'''
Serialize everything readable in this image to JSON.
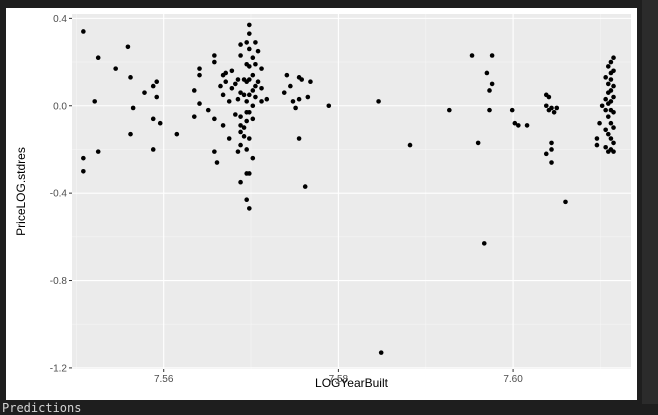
{
  "colors": {
    "panel_bg": "#ebebeb",
    "grid_major": "#ffffff",
    "grid_minor": "#f5f5f5",
    "point": "#000000",
    "page_bg": "#1e1e1e"
  },
  "console": {
    "output_label": "Predictions"
  },
  "chart_data": {
    "type": "scatter",
    "title": "",
    "xlabel": "LOGYearBuilt",
    "ylabel": "PriceLOG.stdres",
    "xlim": [
      7.5495,
      7.6135
    ],
    "ylim": [
      -1.205,
      0.42
    ],
    "x_ticks": [
      7.56,
      7.58,
      7.6
    ],
    "x_tick_labels": [
      "7.56",
      "7.58",
      "7.60"
    ],
    "y_ticks": [
      0.4,
      0.0,
      -0.4,
      -0.8,
      -1.2
    ],
    "y_tick_labels": [
      "0.4",
      "0.0",
      "-0.4",
      "-0.8",
      "-1.2"
    ],
    "grid": true,
    "points": [
      [
        7.5508,
        0.34
      ],
      [
        7.5508,
        -0.24
      ],
      [
        7.5508,
        -0.3
      ],
      [
        7.5521,
        0.02
      ],
      [
        7.5525,
        0.22
      ],
      [
        7.5525,
        -0.21
      ],
      [
        7.5545,
        0.17
      ],
      [
        7.5559,
        0.27
      ],
      [
        7.5562,
        0.13
      ],
      [
        7.5562,
        -0.13
      ],
      [
        7.5565,
        -0.01
      ],
      [
        7.5578,
        0.06
      ],
      [
        7.5588,
        0.09
      ],
      [
        7.5588,
        -0.06
      ],
      [
        7.5588,
        -0.2
      ],
      [
        7.5592,
        0.11
      ],
      [
        7.5592,
        0.04
      ],
      [
        7.5596,
        -0.08
      ],
      [
        7.5615,
        -0.13
      ],
      [
        7.5635,
        0.07
      ],
      [
        7.5635,
        -0.05
      ],
      [
        7.5641,
        0.17
      ],
      [
        7.5641,
        0.14
      ],
      [
        7.5641,
        0.01
      ],
      [
        7.5651,
        -0.02
      ],
      [
        7.5658,
        0.23
      ],
      [
        7.5658,
        0.2
      ],
      [
        7.5658,
        -0.06
      ],
      [
        7.5658,
        -0.21
      ],
      [
        7.5661,
        -0.26
      ],
      [
        7.5665,
        0.09
      ],
      [
        7.5668,
        0.14
      ],
      [
        7.5668,
        0.05
      ],
      [
        7.5668,
        -0.09
      ],
      [
        7.5671,
        0.15
      ],
      [
        7.5671,
        0.11
      ],
      [
        7.5675,
        0.02
      ],
      [
        7.5675,
        -0.15
      ],
      [
        7.5678,
        0.16
      ],
      [
        7.5678,
        0.08
      ],
      [
        7.5682,
        0.1
      ],
      [
        7.5682,
        -0.04
      ],
      [
        7.5685,
        0.12
      ],
      [
        7.5685,
        0.03
      ],
      [
        7.5685,
        -0.21
      ],
      [
        7.5688,
        0.28
      ],
      [
        7.5688,
        0.23
      ],
      [
        7.5688,
        0.06
      ],
      [
        7.5688,
        -0.05
      ],
      [
        7.5688,
        -0.09
      ],
      [
        7.5688,
        -0.12
      ],
      [
        7.5688,
        -0.18
      ],
      [
        7.5688,
        -0.35
      ],
      [
        7.5692,
        0.12
      ],
      [
        7.5692,
        0.05
      ],
      [
        7.5692,
        -0.1
      ],
      [
        7.5692,
        -0.14
      ],
      [
        7.5695,
        0.29
      ],
      [
        7.5695,
        0.19
      ],
      [
        7.5695,
        0.11
      ],
      [
        7.5695,
        0.02
      ],
      [
        7.5695,
        -0.03
      ],
      [
        7.5695,
        -0.07
      ],
      [
        7.5695,
        -0.2
      ],
      [
        7.5695,
        -0.31
      ],
      [
        7.5695,
        -0.43
      ],
      [
        7.5698,
        0.37
      ],
      [
        7.5698,
        0.33
      ],
      [
        7.5698,
        0.26
      ],
      [
        7.5698,
        0.18
      ],
      [
        7.5698,
        0.12
      ],
      [
        7.5698,
        0.05
      ],
      [
        7.5698,
        -0.03
      ],
      [
        7.5698,
        -0.15
      ],
      [
        7.5698,
        -0.31
      ],
      [
        7.5698,
        -0.47
      ],
      [
        7.5702,
        0.22
      ],
      [
        7.5702,
        0.14
      ],
      [
        7.5702,
        0.07
      ],
      [
        7.5702,
        0.0
      ],
      [
        7.5702,
        -0.06
      ],
      [
        7.5702,
        -0.24
      ],
      [
        7.5705,
        0.29
      ],
      [
        7.5705,
        0.19
      ],
      [
        7.5705,
        0.09
      ],
      [
        7.5705,
        0.04
      ],
      [
        7.5708,
        0.25
      ],
      [
        7.5708,
        0.11
      ],
      [
        7.5712,
        0.17
      ],
      [
        7.5712,
        0.08
      ],
      [
        7.5712,
        0.02
      ],
      [
        7.5718,
        0.03
      ],
      [
        7.5738,
        0.06
      ],
      [
        7.5741,
        0.14
      ],
      [
        7.5745,
        0.09
      ],
      [
        7.5748,
        0.02
      ],
      [
        7.5751,
        -0.01
      ],
      [
        7.5755,
        0.13
      ],
      [
        7.5755,
        0.03
      ],
      [
        7.5755,
        -0.15
      ],
      [
        7.5758,
        0.12
      ],
      [
        7.5762,
        -0.37
      ],
      [
        7.5765,
        0.04
      ],
      [
        7.5768,
        0.11
      ],
      [
        7.5789,
        0.0
      ],
      [
        7.5846,
        0.02
      ],
      [
        7.5849,
        -1.13
      ],
      [
        7.5882,
        -0.18
      ],
      [
        7.5927,
        -0.02
      ],
      [
        7.5953,
        0.23
      ],
      [
        7.596,
        -0.17
      ],
      [
        7.5967,
        -0.63
      ],
      [
        7.597,
        0.15
      ],
      [
        7.5973,
        -0.02
      ],
      [
        7.5973,
        0.07
      ],
      [
        7.5976,
        0.23
      ],
      [
        7.5976,
        0.1
      ],
      [
        7.5999,
        -0.02
      ],
      [
        7.6002,
        -0.08
      ],
      [
        7.6006,
        -0.09
      ],
      [
        7.6016,
        -0.09
      ],
      [
        7.6038,
        0.05
      ],
      [
        7.6038,
        0.0
      ],
      [
        7.6038,
        -0.22
      ],
      [
        7.6041,
        0.04
      ],
      [
        7.6041,
        -0.02
      ],
      [
        7.6044,
        -0.01
      ],
      [
        7.6044,
        -0.17
      ],
      [
        7.6044,
        -0.2
      ],
      [
        7.6044,
        -0.26
      ],
      [
        7.6047,
        -0.03
      ],
      [
        7.605,
        -0.01
      ],
      [
        7.606,
        -0.44
      ],
      [
        7.6096,
        -0.15
      ],
      [
        7.6096,
        -0.18
      ],
      [
        7.6099,
        -0.08
      ],
      [
        7.6102,
        0.0
      ],
      [
        7.6106,
        0.13
      ],
      [
        7.6106,
        0.03
      ],
      [
        7.6106,
        -0.02
      ],
      [
        7.6106,
        -0.11
      ],
      [
        7.6106,
        -0.19
      ],
      [
        7.6109,
        0.18
      ],
      [
        7.6109,
        0.1
      ],
      [
        7.6109,
        0.06
      ],
      [
        7.6109,
        0.01
      ],
      [
        7.6109,
        -0.05
      ],
      [
        7.6109,
        -0.13
      ],
      [
        7.6109,
        -0.21
      ],
      [
        7.6112,
        0.2
      ],
      [
        7.6112,
        0.15
      ],
      [
        7.6112,
        0.12
      ],
      [
        7.6112,
        0.07
      ],
      [
        7.6112,
        0.02
      ],
      [
        7.6112,
        -0.02
      ],
      [
        7.6112,
        -0.08
      ],
      [
        7.6112,
        -0.15
      ],
      [
        7.6112,
        -0.2
      ],
      [
        7.6115,
        0.22
      ],
      [
        7.6115,
        0.16
      ],
      [
        7.6115,
        0.09
      ],
      [
        7.6115,
        0.04
      ],
      [
        7.6115,
        -0.03
      ],
      [
        7.6115,
        -0.1
      ],
      [
        7.6115,
        -0.17
      ],
      [
        7.6115,
        -0.21
      ]
    ]
  }
}
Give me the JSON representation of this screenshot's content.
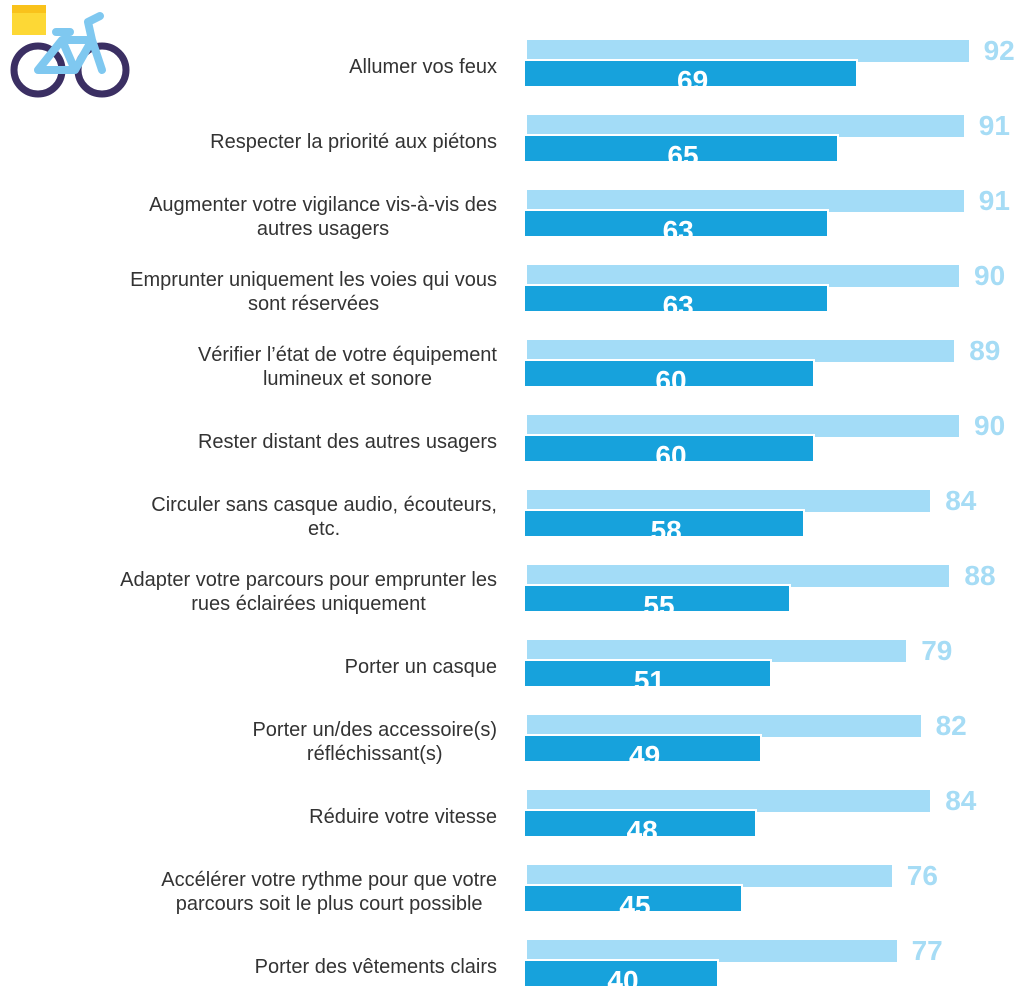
{
  "chart_data": {
    "type": "bar",
    "orientation": "horizontal",
    "categories": [
      "Allumer vos feux",
      "Respecter la priorité aux piétons",
      "Augmenter votre vigilance vis-à-vis des\nautres usagers",
      "Emprunter uniquement les voies qui vous\nsont réservées",
      "Vérifier l’état de votre équipement\nlumineux et sonore",
      "Rester distant des autres usagers",
      "Circuler sans casque audio, écouteurs,\netc.",
      "Adapter votre parcours pour emprunter les\nrues éclairées uniquement",
      "Porter un casque",
      "Porter un/des accessoire(s)\nréfléchissant(s)",
      "Réduire votre vitesse",
      "Accélérer votre rythme pour que votre\nparcours soit le plus court possible",
      "Porter des vêtements clairs"
    ],
    "series": [
      {
        "color": "#a3dcf7",
        "values": [
          92,
          91,
          91,
          90,
          89,
          90,
          84,
          88,
          79,
          82,
          84,
          76,
          77
        ]
      },
      {
        "color": "#17a2dc",
        "values": [
          69,
          65,
          63,
          63,
          60,
          60,
          58,
          55,
          51,
          49,
          48,
          45,
          40
        ]
      }
    ]
  }
}
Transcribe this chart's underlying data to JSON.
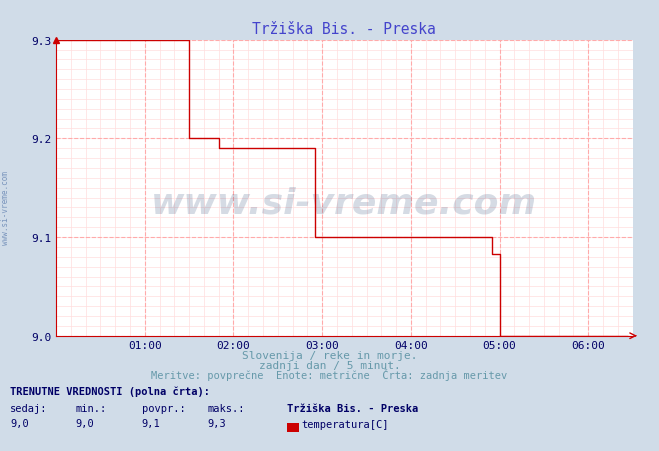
{
  "title": "Tržiška Bis. - Preska",
  "title_color": "#4444cc",
  "bg_color": "#d0dce8",
  "plot_bg_color": "#ffffff",
  "line_color": "#cc0000",
  "xlabel_lines": [
    "Slovenija / reke in morje.",
    "zadnji dan / 5 minut.",
    "Meritve: povprečne  Enote: metrične  Črta: zadnja meritev"
  ],
  "xlabel_color": "#6699aa",
  "watermark": "www.si-vreme.com",
  "watermark_color": "#1a3a6a",
  "watermark_alpha": 0.18,
  "sidebar_text": "www.si-vreme.com",
  "sidebar_color": "#5577aa",
  "ylim": [
    9.0,
    9.3
  ],
  "yticks": [
    9.0,
    9.1,
    9.2,
    9.3
  ],
  "xlim_hours": [
    0.0,
    6.5
  ],
  "xticks_hours": [
    1,
    2,
    3,
    4,
    5,
    6
  ],
  "xtick_labels": [
    "01:00",
    "02:00",
    "03:00",
    "04:00",
    "05:00",
    "06:00"
  ],
  "legend_label": "temperatura[C]",
  "legend_color": "#cc0000",
  "footer_line1": "TRENUTNE VREDNOSTI (polna črta):",
  "footer_cols": [
    "sedaj:",
    "min.:",
    "povpr.:",
    "maks.:"
  ],
  "footer_vals": [
    "9,0",
    "9,0",
    "9,1",
    "9,3"
  ],
  "footer_station": "Tržiška Bis. - Preska",
  "footer_color": "#000066",
  "step_x": [
    0.0,
    1.5,
    1.5,
    1.833,
    1.833,
    2.916,
    2.916,
    4.916,
    4.916,
    5.0,
    5.0,
    6.45
  ],
  "step_y": [
    9.3,
    9.3,
    9.2,
    9.2,
    9.19,
    9.19,
    9.1,
    9.1,
    9.083,
    9.083,
    9.0,
    9.0
  ],
  "minor_grid_color": "#ffdddd",
  "major_grid_color": "#ffaaaa",
  "axis_color": "#cc0000"
}
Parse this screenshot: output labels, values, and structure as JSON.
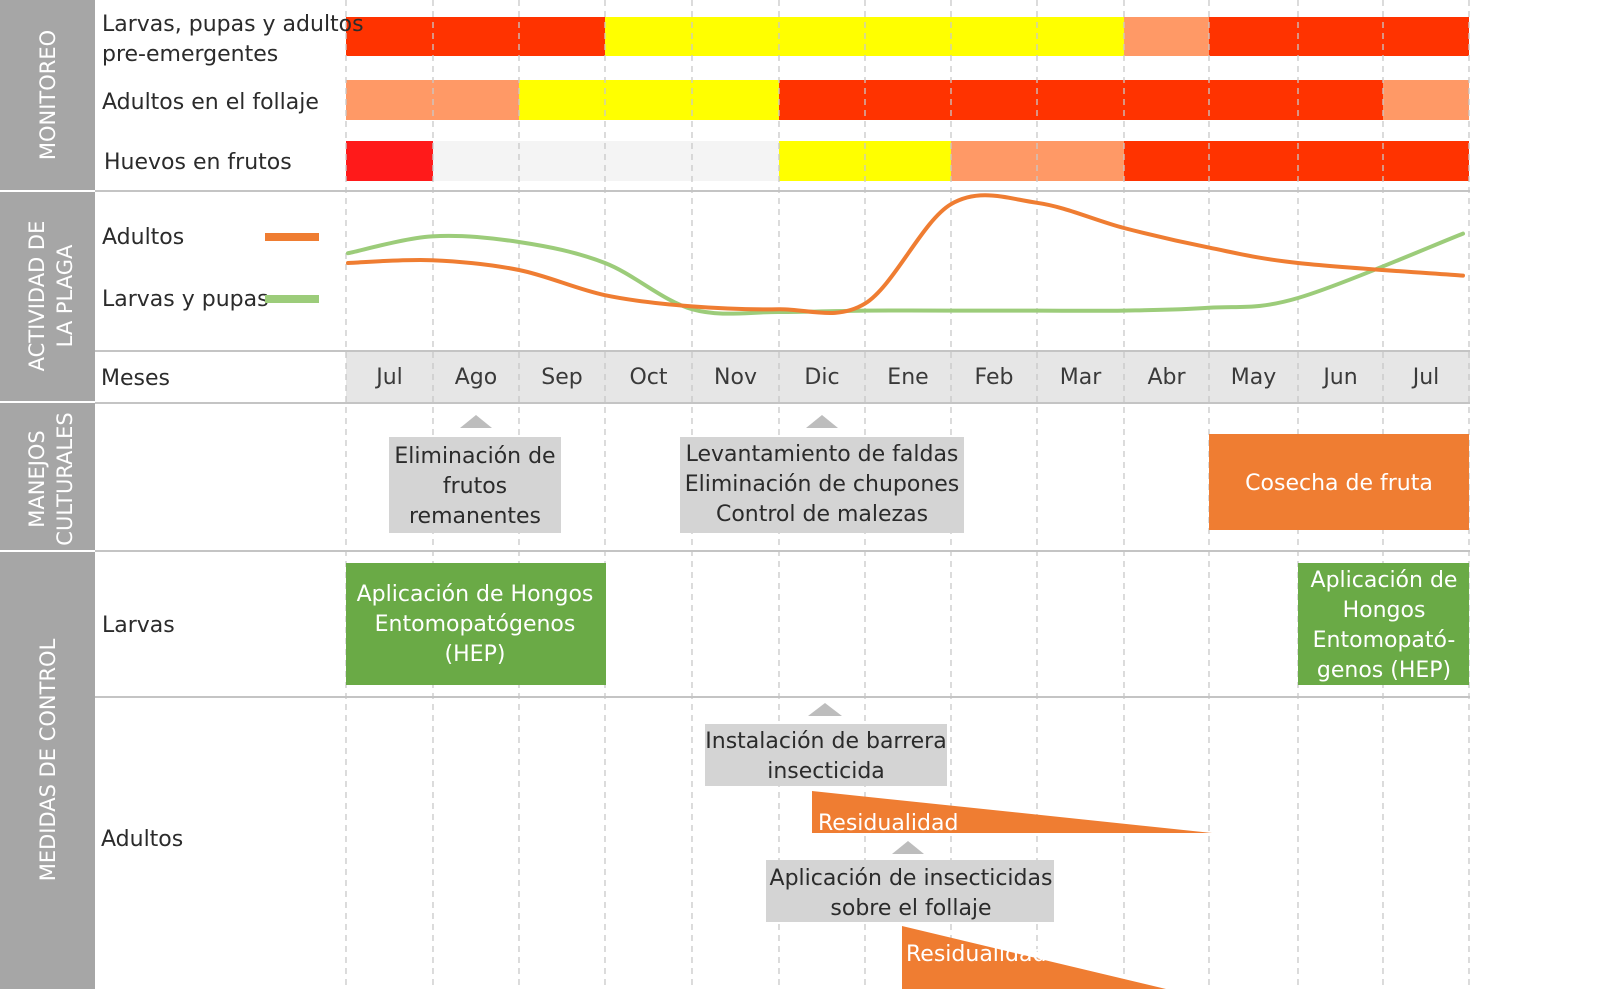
'''
_CHALLENGE_
Gather each line of the records holding the string "vreme".

_EXPECTED ANSWER_
  "watermark": "www.si-vreme.com",
  "sidebar_text": "www.si-vreme.com",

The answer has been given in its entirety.